-- Short exercise 1 --
Name every person mentioned in the article on the premier of Western Australia.

-- Document excerpt --
- - - - - - -

The premier of Western Australia is the head of government of the state of Western Australia. The role of premier at a state level is similar to the role of the prime minister of Australia at a federal level. The premier leads the executive branch of the Government of Western Australia and is accountable to the Parliament of Western Australia. The premier is appointed by the governor of Western Australia. By convention, the governor appoints as premier whoever has the support of the majority of the Western Australian Legislative Assembly. In practice, this means that the premier is the leader of the political party or group of parties with a majority of seats in the Legislative Assembly (lower house). Since Western Australia achieved self-governance in 1890, there have been 31 premiers. Mark McGowan is the current premier, having been appointed to the position on 17 March 2017.

History
The position of premier is not mentioned in the constitution of Western Australia. From 1890 to 1917, the premier was not an official position, rather, it was the title unofficially given, but widely used to refer, to the head of the government. When Western Australia became a self-governing colony in 1890, Governor William Robinson initially indicated he would use the title prime minister to refer to the head of the government. However, after he selected John Forrest, the title premier was used for consistency with the other Australian colonies. The position was first officially mentioned when the governor appointed Henry Lefroy as premier on 28 June 1917. However, when the governor designated and declared the six executive offices of the government on 2 July 1917, the position of premier was not listed, creating an ambiguity. It was not until 3 April 1947 that the premier became one of the executive offices of the government.

- - - - - - -

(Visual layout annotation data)

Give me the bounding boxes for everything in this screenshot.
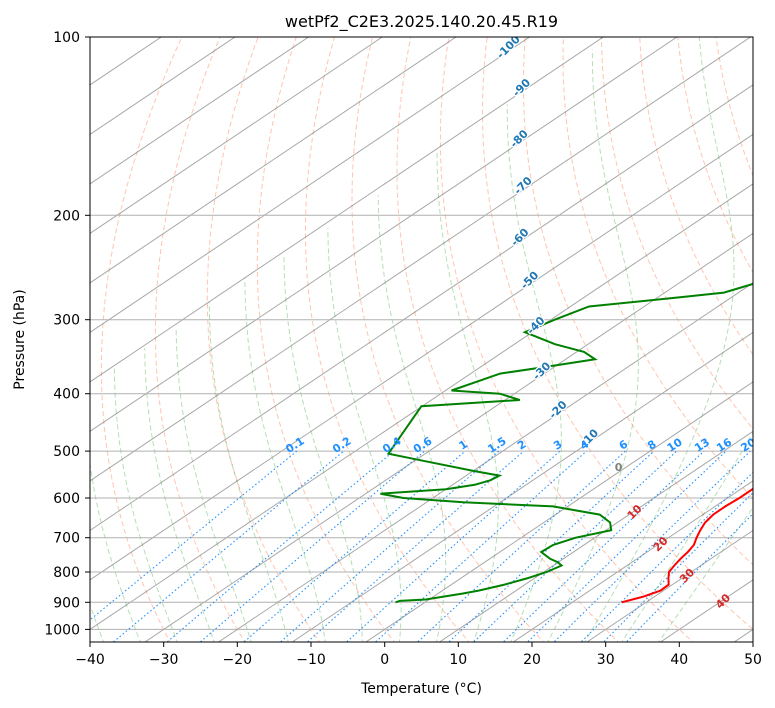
moist-adiabat [506,104,562,642]
dry-adiabat [715,37,753,177]
y-tick-label: 1000 [44,622,80,638]
y-tick-label: 200 [53,208,80,224]
isotherm-line [90,37,384,235]
mixing-ratio-line [166,450,395,642]
y-axis: 100 200 300 400 500 600 700 800 900 1000 [44,30,90,638]
isotherm-line [90,37,605,383]
isotherm-line [90,37,457,284]
x-axis: −40 −30 −20 −10 0 10 20 30 40 50 [75,642,762,668]
mixing-ratio-line [199,450,425,642]
moist-adiabat [547,49,639,642]
y-axis-label: Pressure (hPa) [12,289,28,389]
x-tick-label: −10 [296,652,326,668]
plot-area: -100-90-80-70-60-50-40-30-20-10 0.1 0.2 0.… [90,37,753,642]
x-tick-label: −30 [149,652,179,668]
isotherm-line [90,37,752,482]
dry-adiabat [154,37,246,642]
isotherm-line [365,381,753,642]
moist-adiabat [244,277,326,642]
moist-adiabat [377,195,447,642]
mixing-ratio-line [502,450,705,642]
y-tick-label: 300 [53,313,80,329]
dry-adiabat [256,37,395,642]
y-tick-label: 500 [53,444,80,460]
chart-title: wetPf2_C2E3.2025.140.20.45.R19 [285,12,558,32]
mixing-ratio-line [472,450,677,642]
moist-adiabat [144,348,215,642]
dry-adiabat [100,37,183,642]
dry-adiabat [601,37,753,430]
y-tick-label: 100 [53,30,80,46]
dewpoint-line [380,282,753,604]
skewed-isotherms [90,37,753,642]
isotherm-line [90,37,310,185]
dry-adiabats [100,37,753,642]
y-tick-label: 900 [53,595,80,611]
x-tick-label: 0 [380,652,389,668]
isotherm-line [90,84,753,532]
isotherm-line [90,37,236,136]
y-tick-label: 400 [53,387,80,403]
x-tick-label: 20 [523,652,541,668]
y-tick-label: 800 [53,565,80,581]
plot-frame [89,36,754,643]
mixing-ratio-line [112,450,345,642]
x-tick-label: 30 [597,652,615,668]
mixing-ratio-line [602,491,753,642]
isotherm-line [217,282,753,642]
y-tick-label: 600 [53,491,80,507]
mixing-ratio-line [625,513,753,642]
moist-adiabat [436,149,499,642]
mixing-ratio-line [553,450,751,642]
dry-adiabat [522,37,753,566]
mixing-ratio-line [90,450,298,621]
x-tick-label: −40 [75,652,105,668]
mixing-ratio-line [526,450,727,642]
isotherm-line [586,529,753,642]
isotherm-line [438,430,753,642]
dry-adiabat [562,37,753,500]
x-tick-label: 50 [744,652,762,668]
mixing-ratio-line [374,450,587,642]
isotherm-line [90,37,531,333]
dry-adiabat [396,37,620,642]
mixing-ratio-lines [90,450,753,642]
moist-adiabat [175,328,252,642]
isotherm-line [512,480,753,642]
mixing-ratio-line [306,450,525,642]
isotherm-line [291,331,753,642]
moist-adiabat [283,256,363,642]
moist-adiabat [113,366,178,642]
mixing-ratio-line [416,450,626,642]
mixing-ratio-line [243,450,466,642]
x-axis-label: Temperature (°C) [360,681,482,697]
dry-adiabat [677,37,753,274]
isotherm-line [144,232,753,642]
mixing-ratio-line [580,471,753,642]
dry-adiabat [439,37,694,642]
x-tick-label: −20 [223,652,253,668]
pressure-gridlines [90,37,753,630]
y-tick-label: 700 [53,531,80,547]
freezing-label: 0 [615,461,623,474]
isotherm-line [90,37,678,432]
dry-adiabat [351,37,545,642]
x-tick-label: 40 [670,652,688,668]
dry-adiabat [206,37,321,642]
dry-adiabat [639,37,753,356]
isotherm-line [90,133,753,581]
x-tick-label: 10 [449,652,467,668]
temperature-line [621,487,753,604]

- - - - - - -

-- Short exercise 2 --
In the listing, rewrite the part that opens with the line containing "moist-adiabat [506,104,562,642]" and closes with the line containing "x-tick-label: −10 [296,652,326,668]", replacing "mixing-ratio-line" with "mixing-ratio-curve" and leaving everything else unchanged. Return only those lines.

-- Full solution 1 --
Mark McGowan, William Robinson, John Forrest, Henry Lefroy

-- Full solution 2 --
moist-adiabat [506,104,562,642]
dry-adiabat [715,37,753,177]
y-tick-label: 1000 [44,622,80,638]
y-tick-label: 200 [53,208,80,224]
isotherm-line [90,37,384,235]
mixing-ratio-curve [166,450,395,642]
y-axis: 100 200 300 400 500 600 700 800 900 1000 [44,30,90,638]
isotherm-line [90,37,605,383]
isotherm-line [90,37,457,284]
x-axis: −40 −30 −20 −10 0 10 20 30 40 50 [75,642,762,668]
mixing-ratio-curve [199,450,425,642]
moist-adiabat [547,49,639,642]
y-axis-label: Pressure (hPa) [12,289,28,389]
x-tick-label: −10 [296,652,326,668]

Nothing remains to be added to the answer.